Dataset items
______________________________

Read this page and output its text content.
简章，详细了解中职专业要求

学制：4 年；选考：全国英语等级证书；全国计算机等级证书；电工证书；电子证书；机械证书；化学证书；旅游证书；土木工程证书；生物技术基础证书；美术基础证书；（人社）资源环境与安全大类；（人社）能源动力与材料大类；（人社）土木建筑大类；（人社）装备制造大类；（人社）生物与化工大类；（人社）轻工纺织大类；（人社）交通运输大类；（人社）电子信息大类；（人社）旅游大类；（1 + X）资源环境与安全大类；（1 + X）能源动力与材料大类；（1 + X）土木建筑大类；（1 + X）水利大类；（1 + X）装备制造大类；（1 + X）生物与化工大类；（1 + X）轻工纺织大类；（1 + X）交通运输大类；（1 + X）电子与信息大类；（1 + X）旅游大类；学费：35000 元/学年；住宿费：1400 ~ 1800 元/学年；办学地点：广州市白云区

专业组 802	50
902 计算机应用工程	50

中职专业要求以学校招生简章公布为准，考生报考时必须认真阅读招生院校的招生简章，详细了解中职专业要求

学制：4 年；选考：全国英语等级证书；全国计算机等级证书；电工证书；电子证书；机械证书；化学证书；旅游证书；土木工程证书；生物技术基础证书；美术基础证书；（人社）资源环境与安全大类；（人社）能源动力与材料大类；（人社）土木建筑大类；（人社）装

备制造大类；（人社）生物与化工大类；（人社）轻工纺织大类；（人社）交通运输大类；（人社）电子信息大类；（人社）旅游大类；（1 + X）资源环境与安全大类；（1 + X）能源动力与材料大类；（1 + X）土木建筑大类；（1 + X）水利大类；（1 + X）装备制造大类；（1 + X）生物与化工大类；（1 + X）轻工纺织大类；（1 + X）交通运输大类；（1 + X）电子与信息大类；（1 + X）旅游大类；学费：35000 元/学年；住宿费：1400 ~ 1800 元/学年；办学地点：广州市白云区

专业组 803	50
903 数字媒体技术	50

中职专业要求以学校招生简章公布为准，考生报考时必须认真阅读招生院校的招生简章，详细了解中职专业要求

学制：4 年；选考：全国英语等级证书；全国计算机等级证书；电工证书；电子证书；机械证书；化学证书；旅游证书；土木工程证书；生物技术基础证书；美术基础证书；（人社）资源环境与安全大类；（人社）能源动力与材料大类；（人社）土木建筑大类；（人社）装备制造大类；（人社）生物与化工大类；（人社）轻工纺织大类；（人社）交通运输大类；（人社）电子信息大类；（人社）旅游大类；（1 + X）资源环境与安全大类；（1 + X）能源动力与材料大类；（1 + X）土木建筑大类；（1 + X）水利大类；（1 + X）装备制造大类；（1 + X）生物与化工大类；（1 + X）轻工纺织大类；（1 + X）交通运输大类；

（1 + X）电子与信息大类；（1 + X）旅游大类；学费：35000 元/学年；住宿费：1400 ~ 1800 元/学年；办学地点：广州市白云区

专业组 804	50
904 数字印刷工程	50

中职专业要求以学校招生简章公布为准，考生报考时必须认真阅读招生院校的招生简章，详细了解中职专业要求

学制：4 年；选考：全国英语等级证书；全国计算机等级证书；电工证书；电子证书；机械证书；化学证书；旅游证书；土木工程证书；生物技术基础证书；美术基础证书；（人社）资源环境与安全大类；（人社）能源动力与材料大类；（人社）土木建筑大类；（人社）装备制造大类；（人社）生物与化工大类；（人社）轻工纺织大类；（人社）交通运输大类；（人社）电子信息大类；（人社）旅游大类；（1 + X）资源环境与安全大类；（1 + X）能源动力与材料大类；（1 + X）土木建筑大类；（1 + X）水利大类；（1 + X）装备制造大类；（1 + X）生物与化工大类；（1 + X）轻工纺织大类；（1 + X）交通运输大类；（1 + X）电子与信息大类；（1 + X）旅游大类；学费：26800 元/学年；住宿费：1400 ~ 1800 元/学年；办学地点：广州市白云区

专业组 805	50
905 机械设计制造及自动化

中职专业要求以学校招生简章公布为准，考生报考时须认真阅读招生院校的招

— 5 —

______________________________

__Task instructions__:
Using the listing above, please repeat every entry exactly.

__Solution for this task__:
Read this page and output its text content.
简章，详细了解中职专业要求

学制：4 年；选考：全国英语等级证书；全国计算机等级证书；电工证书；电子证书；机械证书；化学证书；旅游证书；土木工程证书；生物技术基础证书；美术基础证书；（人社）资源环境与安全大类；（人社）能源动力与材料大类；（人社）土木建筑大类；（人社）装备制造大类；（人社）生物与化工大类；（人社）轻工纺织大类；（人社）交通运输大类；（人社）电子信息大类；（人社）旅游大类；（1 + X）资源环境与安全大类；（1 + X）能源动力与材料大类；（1 + X）土木建筑大类；（1 + X）水利大类；（1 + X）装备制造大类；（1 + X）生物与化工大类；（1 + X）轻工纺织大类；（1 + X）交通运输大类；（1 + X）电子与信息大类；（1 + X）旅游大类；学费：35000 元/学年；住宿费：1400 ~ 1800 元/学年；办学地点：广州市白云区

专业组 802	50
902 计算机应用工程	50

中职专业要求以学校招生简章公布为准，考生报考时必须认真阅读招生院校的招生简章，详细了解中职专业要求

学制：4 年；选考：全国英语等级证书；全国计算机等级证书；电工证书；电子证书；机械证书；化学证书；旅游证书；土木工程证书；生物技术基础证书；美术基础证书；（人社）资源环境与安全大类；（人社）能源动力与材料大类；（人社）土木建筑大类；（人社）装

备制造大类；（人社）生物与化工大类；（人社）轻工纺织大类；（人社）交通运输大类；（人社）电子信息大类；（人社）旅游大类；（1 + X）资源环境与安全大类；（1 + X）能源动力与材料大类；（1 + X）土木建筑大类；（1 + X）水利大类；（1 + X）装备制造大类；（1 + X）生物与化工大类；（1 + X）轻工纺织大类；（1 + X）交通运输大类；（1 + X）电子与信息大类；（1 + X）旅游大类；学费：35000 元/学年；住宿费：1400 ~ 1800 元/学年；办学地点：广州市白云区

专业组 803	50
903 数字媒体技术	50

中职专业要求以学校招生简章公布为准，考生报考时必须认真阅读招生院校的招生简章，详细了解中职专业要求

学制：4 年；选考：全国英语等级证书；全国计算机等级证书；电工证书；电子证书；机械证书；化学证书；旅游证书；土木工程证书；生物技术基础证书；美术基础证书；（人社）资源环境与安全大类；（人社）能源动力与材料大类；（人社）土木建筑大类；（人社）装备制造大类；（人社）生物与化工大类；（人社）轻工纺织大类；（人社）交通运输大类；（人社）电子信息大类；（人社）旅游大类；（1 + X）资源环境与安全大类；（1 + X）能源动力与材料大类；（1 + X）土木建筑大类；（1 + X）水利大类；（1 + X）装备制造大类；（1 + X）生物与化工大类；（1 + X）轻工纺织大类；（1 + X）交通运输大类；

（1 + X）电子与信息大类；（1 + X）旅游大类；学费：35000 元/学年；住宿费：1400 ~ 1800 元/学年；办学地点：广州市白云区

专业组 804	50
904 数字印刷工程	50

中职专业要求以学校招生简章公布为准，考生报考时必须认真阅读招生院校的招生简章，详细了解中职专业要求

学制：4 年；选考：全国英语等级证书；全国计算机等级证书；电工证书；电子证书；机械证书；化学证书；旅游证书；土木工程证书；生物技术基础证书；美术基础证书；（人社）资源环境与安全大类；（人社）能源动力与材料大类；（人社）土木建筑大类；（人社）装备制造大类；（人社）生物与化工大类；（人社）轻工纺织大类；（人社）交通运输大类；（人社）电子信息大类；（人社）旅游大类；（1 + X）资源环境与安全大类；（1 + X）能源动力与材料大类；（1 + X）土木建筑大类；（1 + X）水利大类；（1 + X）装备制造大类；（1 + X）生物与化工大类；（1 + X）轻工纺织大类；（1 + X）交通运输大类；（1 + X）电子与信息大类；（1 + X）旅游大类；学费：26800 元/学年；住宿费：1400 ~ 1800 元/学年；办学地点：广州市白云区

专业组 805	50
905 机械设计制造及自动化

中职专业要求以学校招生简章公布为准，考生报考时须认真阅读招生院校的招

— 5 —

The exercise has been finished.